** Start of Given information **
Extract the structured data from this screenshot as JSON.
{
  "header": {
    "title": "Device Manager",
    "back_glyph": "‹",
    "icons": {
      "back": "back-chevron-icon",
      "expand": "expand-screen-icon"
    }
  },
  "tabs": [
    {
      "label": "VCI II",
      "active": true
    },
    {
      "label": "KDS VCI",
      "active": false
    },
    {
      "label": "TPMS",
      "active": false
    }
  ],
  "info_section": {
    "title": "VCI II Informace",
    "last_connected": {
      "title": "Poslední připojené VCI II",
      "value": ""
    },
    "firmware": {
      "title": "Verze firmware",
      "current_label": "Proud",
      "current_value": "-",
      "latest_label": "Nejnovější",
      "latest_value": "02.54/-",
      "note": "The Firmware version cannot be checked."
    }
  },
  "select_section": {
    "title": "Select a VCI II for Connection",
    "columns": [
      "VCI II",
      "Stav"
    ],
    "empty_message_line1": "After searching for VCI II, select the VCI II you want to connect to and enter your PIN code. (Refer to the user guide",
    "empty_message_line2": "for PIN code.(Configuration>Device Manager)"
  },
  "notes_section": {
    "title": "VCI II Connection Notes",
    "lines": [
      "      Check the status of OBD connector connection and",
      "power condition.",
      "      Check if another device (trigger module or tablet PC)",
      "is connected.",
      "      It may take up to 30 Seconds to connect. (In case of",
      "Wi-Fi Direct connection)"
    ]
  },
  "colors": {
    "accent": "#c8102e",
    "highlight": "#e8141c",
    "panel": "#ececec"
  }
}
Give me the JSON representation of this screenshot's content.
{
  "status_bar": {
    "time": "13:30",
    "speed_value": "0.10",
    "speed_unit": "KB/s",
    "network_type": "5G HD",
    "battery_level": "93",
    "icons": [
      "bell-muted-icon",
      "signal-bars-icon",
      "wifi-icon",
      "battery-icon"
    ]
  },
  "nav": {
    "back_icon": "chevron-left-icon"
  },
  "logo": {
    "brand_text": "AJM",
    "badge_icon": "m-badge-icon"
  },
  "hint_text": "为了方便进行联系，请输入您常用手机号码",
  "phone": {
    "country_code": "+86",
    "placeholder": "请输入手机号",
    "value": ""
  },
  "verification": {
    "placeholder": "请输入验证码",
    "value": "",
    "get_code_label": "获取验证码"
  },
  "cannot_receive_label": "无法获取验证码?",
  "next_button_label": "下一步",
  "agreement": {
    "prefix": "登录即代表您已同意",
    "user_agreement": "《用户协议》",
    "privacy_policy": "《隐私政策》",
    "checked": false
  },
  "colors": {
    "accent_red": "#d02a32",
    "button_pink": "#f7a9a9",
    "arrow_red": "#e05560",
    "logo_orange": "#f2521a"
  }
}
** End of Given information **
▸ **Exercise brief**:
Gather, from the listing above, every line carrying the word "title".

▸ **Exercise answer**:
    "title": "Device Manager",
    "title": "VCI II Informace",
      "title": "Poslední připojené VCI II",
      "title": "Verze firmware",
    "title": "Select a VCI II for Connection",
    "title": "VCI II Connection Notes",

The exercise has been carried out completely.